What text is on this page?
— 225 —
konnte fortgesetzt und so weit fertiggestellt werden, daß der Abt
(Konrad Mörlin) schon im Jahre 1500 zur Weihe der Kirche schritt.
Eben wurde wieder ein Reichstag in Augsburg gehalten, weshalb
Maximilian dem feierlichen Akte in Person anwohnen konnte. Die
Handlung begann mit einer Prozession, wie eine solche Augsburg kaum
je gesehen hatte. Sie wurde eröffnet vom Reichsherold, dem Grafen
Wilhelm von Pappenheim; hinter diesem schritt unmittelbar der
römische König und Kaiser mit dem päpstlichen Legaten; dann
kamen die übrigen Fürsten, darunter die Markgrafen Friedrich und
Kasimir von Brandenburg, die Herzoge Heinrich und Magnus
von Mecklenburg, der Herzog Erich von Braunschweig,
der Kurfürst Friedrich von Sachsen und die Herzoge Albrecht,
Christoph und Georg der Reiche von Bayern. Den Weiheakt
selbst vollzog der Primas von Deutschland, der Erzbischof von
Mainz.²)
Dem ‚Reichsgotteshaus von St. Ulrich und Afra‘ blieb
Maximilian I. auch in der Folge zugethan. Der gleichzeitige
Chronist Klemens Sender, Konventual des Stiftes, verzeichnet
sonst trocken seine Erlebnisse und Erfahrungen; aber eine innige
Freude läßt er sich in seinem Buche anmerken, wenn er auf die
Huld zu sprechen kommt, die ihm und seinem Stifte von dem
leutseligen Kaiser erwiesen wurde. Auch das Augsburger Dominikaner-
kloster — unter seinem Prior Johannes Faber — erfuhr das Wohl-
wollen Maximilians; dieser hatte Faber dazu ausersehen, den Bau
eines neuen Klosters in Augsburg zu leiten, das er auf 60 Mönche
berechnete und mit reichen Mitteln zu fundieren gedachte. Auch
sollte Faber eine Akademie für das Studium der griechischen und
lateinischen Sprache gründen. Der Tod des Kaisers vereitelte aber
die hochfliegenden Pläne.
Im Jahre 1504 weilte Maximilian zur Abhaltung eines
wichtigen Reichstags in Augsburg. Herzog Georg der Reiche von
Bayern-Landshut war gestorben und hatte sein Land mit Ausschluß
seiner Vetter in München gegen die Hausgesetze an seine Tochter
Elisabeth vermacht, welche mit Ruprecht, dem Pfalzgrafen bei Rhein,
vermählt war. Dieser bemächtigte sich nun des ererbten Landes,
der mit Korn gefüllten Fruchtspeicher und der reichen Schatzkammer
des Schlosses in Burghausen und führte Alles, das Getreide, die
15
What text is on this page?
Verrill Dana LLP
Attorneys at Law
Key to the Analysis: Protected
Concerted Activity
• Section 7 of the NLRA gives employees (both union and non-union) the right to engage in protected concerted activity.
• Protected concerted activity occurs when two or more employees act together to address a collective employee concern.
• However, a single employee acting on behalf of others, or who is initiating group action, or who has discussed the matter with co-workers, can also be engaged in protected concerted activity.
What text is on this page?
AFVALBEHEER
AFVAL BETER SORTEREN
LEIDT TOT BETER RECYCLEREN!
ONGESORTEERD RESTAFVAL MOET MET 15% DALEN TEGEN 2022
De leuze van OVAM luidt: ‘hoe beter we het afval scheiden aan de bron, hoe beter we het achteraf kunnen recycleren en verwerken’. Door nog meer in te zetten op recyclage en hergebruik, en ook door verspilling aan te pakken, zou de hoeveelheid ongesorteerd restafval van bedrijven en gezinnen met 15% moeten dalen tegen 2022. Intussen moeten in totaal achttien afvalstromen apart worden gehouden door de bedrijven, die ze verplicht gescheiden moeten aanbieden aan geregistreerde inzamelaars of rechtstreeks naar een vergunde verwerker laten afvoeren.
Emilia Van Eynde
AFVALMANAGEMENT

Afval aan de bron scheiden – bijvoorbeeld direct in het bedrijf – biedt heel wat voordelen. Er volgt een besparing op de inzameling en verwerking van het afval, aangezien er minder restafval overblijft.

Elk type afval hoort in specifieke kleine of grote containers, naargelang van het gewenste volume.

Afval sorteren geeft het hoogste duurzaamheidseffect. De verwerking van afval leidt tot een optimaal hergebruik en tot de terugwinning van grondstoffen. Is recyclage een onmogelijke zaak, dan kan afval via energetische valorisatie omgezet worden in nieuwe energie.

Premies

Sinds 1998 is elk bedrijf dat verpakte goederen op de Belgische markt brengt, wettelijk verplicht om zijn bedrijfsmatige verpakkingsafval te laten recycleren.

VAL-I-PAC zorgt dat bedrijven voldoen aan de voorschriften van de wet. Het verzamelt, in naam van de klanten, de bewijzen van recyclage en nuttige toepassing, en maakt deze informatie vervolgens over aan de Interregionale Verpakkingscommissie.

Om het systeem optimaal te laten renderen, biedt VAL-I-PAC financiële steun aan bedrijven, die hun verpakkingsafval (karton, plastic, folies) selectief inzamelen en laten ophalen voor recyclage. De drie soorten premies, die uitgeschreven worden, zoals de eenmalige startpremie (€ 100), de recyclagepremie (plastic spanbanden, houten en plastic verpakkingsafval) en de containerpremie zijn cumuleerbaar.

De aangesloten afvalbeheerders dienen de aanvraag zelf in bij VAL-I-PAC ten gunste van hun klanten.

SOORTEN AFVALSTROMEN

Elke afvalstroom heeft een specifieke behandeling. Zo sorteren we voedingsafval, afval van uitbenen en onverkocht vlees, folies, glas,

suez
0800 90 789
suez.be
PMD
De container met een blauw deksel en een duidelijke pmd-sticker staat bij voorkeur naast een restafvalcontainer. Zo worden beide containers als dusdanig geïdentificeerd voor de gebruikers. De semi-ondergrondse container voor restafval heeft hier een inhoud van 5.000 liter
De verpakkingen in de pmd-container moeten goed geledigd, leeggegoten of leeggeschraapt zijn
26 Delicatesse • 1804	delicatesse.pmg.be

EXERCISE AIM
Pull every line containing "folies" from the material above.

EXERCISE SOLUTION
Om het systeem optimaal te laten renderen, biedt VAL-I-PAC financiële steun aan bedrijven, die hun verpakkingsafval (karton, plastic, folies) selectief inzamelen en laten ophalen voor recyclage. De drie soorten premies, die uitgeschreven worden, zoals de eenmalige startpremie (€ 100), de recyclagepremie (plastic spanbanden, houten en plastic verpakkingsafval) en de containerpremie zijn cumuleerbaar.
Elke afvalstroom heeft een specifieke behandeling. Zo sorteren we voedingsafval, afval van uitbenen en onverkocht vlees, folies, glas,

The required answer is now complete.